# YOUR INSTRUCTIONS
Pull every line containing "Reader" from the data.
========================================
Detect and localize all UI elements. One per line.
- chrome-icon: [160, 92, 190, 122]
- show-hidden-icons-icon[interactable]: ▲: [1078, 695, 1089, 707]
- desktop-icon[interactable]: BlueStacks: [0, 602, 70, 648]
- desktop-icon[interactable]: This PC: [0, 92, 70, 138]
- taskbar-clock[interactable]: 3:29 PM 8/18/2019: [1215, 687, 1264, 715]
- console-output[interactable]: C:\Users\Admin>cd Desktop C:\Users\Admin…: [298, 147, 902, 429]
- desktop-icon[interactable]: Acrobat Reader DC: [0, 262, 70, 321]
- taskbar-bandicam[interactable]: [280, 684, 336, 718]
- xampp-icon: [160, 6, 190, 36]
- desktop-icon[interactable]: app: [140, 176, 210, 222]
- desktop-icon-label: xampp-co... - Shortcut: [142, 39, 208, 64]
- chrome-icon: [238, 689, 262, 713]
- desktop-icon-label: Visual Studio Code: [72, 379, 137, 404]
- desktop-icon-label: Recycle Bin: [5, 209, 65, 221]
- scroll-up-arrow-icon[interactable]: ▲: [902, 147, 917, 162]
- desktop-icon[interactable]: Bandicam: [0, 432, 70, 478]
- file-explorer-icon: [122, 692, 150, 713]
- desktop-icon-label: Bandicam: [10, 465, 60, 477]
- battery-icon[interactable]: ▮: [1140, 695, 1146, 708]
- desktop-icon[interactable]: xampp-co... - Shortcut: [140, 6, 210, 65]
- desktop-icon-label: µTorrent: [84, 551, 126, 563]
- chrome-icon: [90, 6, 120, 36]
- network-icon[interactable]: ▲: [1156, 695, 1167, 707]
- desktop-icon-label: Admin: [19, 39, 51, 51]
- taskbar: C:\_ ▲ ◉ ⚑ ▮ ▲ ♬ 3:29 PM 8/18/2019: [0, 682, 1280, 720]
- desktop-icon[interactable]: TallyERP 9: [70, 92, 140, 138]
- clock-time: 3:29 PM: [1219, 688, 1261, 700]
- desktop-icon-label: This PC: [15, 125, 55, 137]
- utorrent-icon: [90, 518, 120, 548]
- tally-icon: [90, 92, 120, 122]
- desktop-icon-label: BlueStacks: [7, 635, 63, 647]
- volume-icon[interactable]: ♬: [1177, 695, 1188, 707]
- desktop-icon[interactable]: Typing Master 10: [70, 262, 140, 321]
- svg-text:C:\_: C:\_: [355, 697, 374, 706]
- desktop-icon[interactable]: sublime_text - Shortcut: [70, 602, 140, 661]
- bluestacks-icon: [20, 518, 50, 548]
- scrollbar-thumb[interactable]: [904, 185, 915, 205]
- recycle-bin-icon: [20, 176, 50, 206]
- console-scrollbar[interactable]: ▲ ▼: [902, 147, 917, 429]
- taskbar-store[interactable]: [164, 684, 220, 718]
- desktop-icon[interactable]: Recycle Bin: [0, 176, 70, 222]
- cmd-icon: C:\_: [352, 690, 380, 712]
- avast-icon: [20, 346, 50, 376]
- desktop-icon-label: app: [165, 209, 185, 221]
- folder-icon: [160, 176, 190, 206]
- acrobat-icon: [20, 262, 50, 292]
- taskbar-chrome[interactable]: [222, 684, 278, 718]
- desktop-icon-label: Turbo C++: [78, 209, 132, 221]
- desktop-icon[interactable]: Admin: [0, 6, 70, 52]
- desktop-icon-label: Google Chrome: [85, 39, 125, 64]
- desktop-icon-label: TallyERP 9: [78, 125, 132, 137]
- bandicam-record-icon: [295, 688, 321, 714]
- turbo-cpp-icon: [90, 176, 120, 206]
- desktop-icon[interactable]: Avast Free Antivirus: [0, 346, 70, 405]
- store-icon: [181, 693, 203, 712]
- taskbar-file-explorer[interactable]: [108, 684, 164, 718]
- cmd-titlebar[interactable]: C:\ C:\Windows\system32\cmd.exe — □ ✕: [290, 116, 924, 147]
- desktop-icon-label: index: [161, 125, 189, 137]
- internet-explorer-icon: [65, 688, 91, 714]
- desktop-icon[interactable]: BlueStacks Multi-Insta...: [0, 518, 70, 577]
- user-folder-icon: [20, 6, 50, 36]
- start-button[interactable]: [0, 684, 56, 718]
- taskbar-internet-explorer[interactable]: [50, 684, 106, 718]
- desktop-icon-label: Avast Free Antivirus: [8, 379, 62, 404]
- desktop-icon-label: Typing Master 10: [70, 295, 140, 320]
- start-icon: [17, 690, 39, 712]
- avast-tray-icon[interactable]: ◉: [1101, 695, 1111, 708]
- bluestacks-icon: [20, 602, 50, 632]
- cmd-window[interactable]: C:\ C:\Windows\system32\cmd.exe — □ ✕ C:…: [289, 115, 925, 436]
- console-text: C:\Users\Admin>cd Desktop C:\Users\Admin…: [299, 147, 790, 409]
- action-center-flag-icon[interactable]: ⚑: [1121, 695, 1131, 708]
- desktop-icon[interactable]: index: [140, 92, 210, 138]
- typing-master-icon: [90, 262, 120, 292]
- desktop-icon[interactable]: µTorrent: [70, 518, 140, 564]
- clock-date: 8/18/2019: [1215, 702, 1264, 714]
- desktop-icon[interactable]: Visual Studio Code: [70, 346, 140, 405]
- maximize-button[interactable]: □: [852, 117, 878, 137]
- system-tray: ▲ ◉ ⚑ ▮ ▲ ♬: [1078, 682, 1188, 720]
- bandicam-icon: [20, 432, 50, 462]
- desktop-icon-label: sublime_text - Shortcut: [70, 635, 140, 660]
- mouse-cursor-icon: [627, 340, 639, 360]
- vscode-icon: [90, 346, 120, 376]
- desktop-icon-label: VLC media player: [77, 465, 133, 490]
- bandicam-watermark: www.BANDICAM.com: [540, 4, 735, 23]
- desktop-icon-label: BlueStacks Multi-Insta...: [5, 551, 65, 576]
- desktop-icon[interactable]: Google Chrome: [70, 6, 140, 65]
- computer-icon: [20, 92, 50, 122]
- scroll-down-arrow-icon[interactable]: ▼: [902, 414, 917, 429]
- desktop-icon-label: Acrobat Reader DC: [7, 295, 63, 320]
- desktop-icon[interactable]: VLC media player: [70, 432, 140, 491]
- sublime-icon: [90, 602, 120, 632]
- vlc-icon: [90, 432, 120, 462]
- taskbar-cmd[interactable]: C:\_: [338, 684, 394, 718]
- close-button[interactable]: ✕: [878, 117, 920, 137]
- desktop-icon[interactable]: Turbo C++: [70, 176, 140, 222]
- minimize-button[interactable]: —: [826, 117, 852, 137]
========================================
# SOLUTION
- desktop-icon[interactable]: Acrobat Reader DC: [0, 262, 70, 321]
- desktop-icon-label: Acrobat Reader DC: [7, 295, 63, 320]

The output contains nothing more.